Exercise directions ->
Exactly reproduce each entry, leaving out nothing.

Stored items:
((
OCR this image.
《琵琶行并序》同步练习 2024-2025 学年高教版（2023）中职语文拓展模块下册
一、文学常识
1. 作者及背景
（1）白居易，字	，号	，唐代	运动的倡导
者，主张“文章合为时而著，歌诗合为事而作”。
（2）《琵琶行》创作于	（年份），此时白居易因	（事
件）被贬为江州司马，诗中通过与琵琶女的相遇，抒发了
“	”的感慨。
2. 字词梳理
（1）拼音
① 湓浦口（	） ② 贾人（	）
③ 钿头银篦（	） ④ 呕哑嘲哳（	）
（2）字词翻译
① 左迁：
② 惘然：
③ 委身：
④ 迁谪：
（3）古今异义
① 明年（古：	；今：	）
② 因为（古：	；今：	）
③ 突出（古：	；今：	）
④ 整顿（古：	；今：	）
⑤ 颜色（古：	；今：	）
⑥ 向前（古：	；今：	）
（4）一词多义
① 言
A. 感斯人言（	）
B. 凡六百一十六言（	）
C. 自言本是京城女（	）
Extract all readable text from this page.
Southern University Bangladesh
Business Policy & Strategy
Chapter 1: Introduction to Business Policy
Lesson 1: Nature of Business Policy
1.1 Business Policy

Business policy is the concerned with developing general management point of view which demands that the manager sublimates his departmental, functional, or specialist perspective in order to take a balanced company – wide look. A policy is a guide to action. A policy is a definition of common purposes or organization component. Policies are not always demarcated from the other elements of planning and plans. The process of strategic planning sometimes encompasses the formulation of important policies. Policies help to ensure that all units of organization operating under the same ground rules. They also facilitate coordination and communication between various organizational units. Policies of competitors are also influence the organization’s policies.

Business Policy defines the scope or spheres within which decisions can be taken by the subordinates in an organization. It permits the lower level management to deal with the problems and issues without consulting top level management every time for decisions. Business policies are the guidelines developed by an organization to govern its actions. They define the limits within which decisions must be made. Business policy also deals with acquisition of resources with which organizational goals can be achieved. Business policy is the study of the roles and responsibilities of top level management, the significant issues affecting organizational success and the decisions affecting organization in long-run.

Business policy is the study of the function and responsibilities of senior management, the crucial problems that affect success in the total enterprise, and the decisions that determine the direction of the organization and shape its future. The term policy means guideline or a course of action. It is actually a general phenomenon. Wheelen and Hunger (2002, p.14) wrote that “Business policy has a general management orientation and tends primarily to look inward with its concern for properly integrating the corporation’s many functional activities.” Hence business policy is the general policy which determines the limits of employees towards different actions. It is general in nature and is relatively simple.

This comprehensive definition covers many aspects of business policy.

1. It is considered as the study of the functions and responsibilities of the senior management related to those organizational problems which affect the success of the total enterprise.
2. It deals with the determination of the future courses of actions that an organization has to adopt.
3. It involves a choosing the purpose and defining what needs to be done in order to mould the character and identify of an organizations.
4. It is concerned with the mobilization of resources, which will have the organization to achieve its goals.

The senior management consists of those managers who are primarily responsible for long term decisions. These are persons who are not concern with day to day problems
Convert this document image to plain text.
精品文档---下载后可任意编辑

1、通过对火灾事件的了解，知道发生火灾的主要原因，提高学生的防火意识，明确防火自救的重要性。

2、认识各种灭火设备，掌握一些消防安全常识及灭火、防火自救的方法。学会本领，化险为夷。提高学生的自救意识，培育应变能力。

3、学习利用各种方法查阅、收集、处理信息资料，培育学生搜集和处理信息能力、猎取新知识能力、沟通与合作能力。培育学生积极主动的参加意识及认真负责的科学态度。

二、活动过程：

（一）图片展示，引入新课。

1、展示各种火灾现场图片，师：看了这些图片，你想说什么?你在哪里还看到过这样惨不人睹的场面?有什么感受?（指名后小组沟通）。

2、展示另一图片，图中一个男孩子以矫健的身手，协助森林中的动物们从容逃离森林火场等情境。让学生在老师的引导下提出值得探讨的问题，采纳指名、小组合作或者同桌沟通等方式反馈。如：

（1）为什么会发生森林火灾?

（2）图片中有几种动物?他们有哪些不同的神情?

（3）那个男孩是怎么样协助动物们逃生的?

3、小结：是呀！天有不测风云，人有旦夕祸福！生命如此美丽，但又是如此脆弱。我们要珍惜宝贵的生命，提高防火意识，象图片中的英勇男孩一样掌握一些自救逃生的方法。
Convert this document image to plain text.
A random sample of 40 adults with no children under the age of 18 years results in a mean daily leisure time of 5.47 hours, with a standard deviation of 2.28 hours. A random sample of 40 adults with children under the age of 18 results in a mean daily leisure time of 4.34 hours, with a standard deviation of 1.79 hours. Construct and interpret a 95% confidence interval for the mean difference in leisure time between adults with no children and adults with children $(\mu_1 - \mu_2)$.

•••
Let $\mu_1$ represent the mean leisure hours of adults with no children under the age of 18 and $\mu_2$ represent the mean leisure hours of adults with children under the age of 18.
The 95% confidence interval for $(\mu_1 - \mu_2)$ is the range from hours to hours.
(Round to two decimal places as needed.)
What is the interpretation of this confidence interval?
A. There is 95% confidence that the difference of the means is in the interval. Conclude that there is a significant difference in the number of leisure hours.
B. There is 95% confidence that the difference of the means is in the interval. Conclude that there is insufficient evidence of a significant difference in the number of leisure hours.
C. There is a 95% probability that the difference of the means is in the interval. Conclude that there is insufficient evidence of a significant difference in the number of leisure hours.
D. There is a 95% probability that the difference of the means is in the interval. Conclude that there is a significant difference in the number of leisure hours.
))
Expected answer ->
OCR this image.
《琵琶行并序》同步练习 2024-2025 学年高教版（2023）中职语文拓展模块下册
一、文学常识
1. 作者及背景
（1）白居易，字	，号	，唐代	运动的倡导
者，主张“文章合为时而著，歌诗合为事而作”。
（2）《琵琶行》创作于	（年份），此时白居易因	（事
件）被贬为江州司马，诗中通过与琵琶女的相遇，抒发了
“	”的感慨。
2. 字词梳理
（1）拼音
① 湓浦口（	） ② 贾人（	）
③ 钿头银篦（	） ④ 呕哑嘲哳（	）
（2）字词翻译
① 左迁：
② 惘然：
③ 委身：
④ 迁谪：
（3）古今异义
① 明年（古：	；今：	）
② 因为（古：	；今：	）
③ 突出（古：	；今：	）
④ 整顿（古：	；今：	）
⑤ 颜色（古：	；今：	）
⑥ 向前（古：	；今：	）
（4）一词多义
① 言
A. 感斯人言（	）
B. 凡六百一十六言（	）
C. 自言本是京城女（	）
Extract all readable text from this page.
Southern University Bangladesh
Business Policy & Strategy
Chapter 1: Introduction to Business Policy
Lesson 1: Nature of Business Policy
1.1 Business Policy

Business policy is the concerned with developing general management point of view which demands that the manager sublimates his departmental, functional, or specialist perspective in order to take a balanced company – wide look. A policy is a guide to action. A policy is a definition of common purposes or organization component. Policies are not always demarcated from the other elements of planning and plans. The process of strategic planning sometimes encompasses the formulation of important policies. Policies help to ensure that all units of organization operating under the same ground rules. They also facilitate coordination and communication between various organizational units. Policies of competitors are also influence the organization’s policies.

Business Policy defines the scope or spheres within which decisions can be taken by the subordinates in an organization. It permits the lower level management to deal with the problems and issues without consulting top level management every time for decisions. Business policies are the guidelines developed by an organization to govern its actions. They define the limits within which decisions must be made. Business policy also deals with acquisition of resources with which organizational goals can be achieved. Business policy is the study of the roles and responsibilities of top level management, the significant issues affecting organizational success and the decisions affecting organization in long-run.

Business policy is the study of the function and responsibilities of senior management, the crucial problems that affect success in the total enterprise, and the decisions that determine the direction of the organization and shape its future. The term policy means guideline or a course of action. It is actually a general phenomenon. Wheelen and Hunger (2002, p.14) wrote that “Business policy has a general management orientation and tends primarily to look inward with its concern for properly integrating the corporation’s many functional activities.” Hence business policy is the general policy which determines the limits of employees towards different actions. It is general in nature and is relatively simple.

This comprehensive definition covers many aspects of business policy.

1. It is considered as the study of the functions and responsibilities of the senior management related to those organizational problems which affect the success of the total enterprise.
2. It deals with the determination of the future courses of actions that an organization has to adopt.
3. It involves a choosing the purpose and defining what needs to be done in order to mould the character and identify of an organizations.
4. It is concerned with the mobilization of resources, which will have the organization to achieve its goals.

The senior management consists of those managers who are primarily responsible for long term decisions. These are persons who are not concern with day to day problems
Convert this document image to plain text.
精品文档---下载后可任意编辑

1、通过对火灾事件的了解，知道发生火灾的主要原因，提高学生的防火意识，明确防火自救的重要性。

2、认识各种灭火设备，掌握一些消防安全常识及灭火、防火自救的方法。学会本领，化险为夷。提高学生的自救意识，培育应变能力。

3、学习利用各种方法查阅、收集、处理信息资料，培育学生搜集和处理信息能力、猎取新知识能力、沟通与合作能力。培育学生积极主动的参加意识及认真负责的科学态度。

二、活动过程：

（一）图片展示，引入新课。

1、展示各种火灾现场图片，师：看了这些图片，你想说什么?你在哪里还看到过这样惨不人睹的场面?有什么感受?（指名后小组沟通）。

2、展示另一图片，图中一个男孩子以矫健的身手，协助森林中的动物们从容逃离森林火场等情境。让学生在老师的引导下提出值得探讨的问题，采纳指名、小组合作或者同桌沟通等方式反馈。如：

（1）为什么会发生森林火灾?

（2）图片中有几种动物?他们有哪些不同的神情?

（3）那个男孩是怎么样协助动物们逃生的?

3、小结：是呀！天有不测风云，人有旦夕祸福！生命如此美丽，但又是如此脆弱。我们要珍惜宝贵的生命，提高防火意识，象图片中的英勇男孩一样掌握一些自救逃生的方法。
Convert this document image to plain text.
A random sample of 40 adults with no children under the age of 18 years results in a mean daily leisure time of 5.47 hours, with a standard deviation of 2.28 hours. A random sample of 40 adults with children under the age of 18 results in a mean daily leisure time of 4.34 hours, with a standard deviation of 1.79 hours. Construct and interpret a 95% confidence interval for the mean difference in leisure time between adults with no children and adults with children $(\mu_1 - \mu_2)$.

•••
Let $\mu_1$ represent the mean leisure hours of adults with no children under the age of 18 and $\mu_2$ represent the mean leisure hours of adults with children under the age of 18.
The 95% confidence interval for $(\mu_1 - \mu_2)$ is the range from hours to hours.
(Round to two decimal places as needed.)
What is the interpretation of this confidence interval?
A. There is 95% confidence that the difference of the means is in the interval. Conclude that there is a significant difference in the number of leisure hours.
B. There is 95% confidence that the difference of the means is in the interval. Conclude that there is insufficient evidence of a significant difference in the number of leisure hours.
C. There is a 95% probability that the difference of the means is in the interval. Conclude that there is insufficient evidence of a significant difference in the number of leisure hours.
D. There is a 95% probability that the difference of the means is in the interval. Conclude that there is a significant difference in the number of leisure hours.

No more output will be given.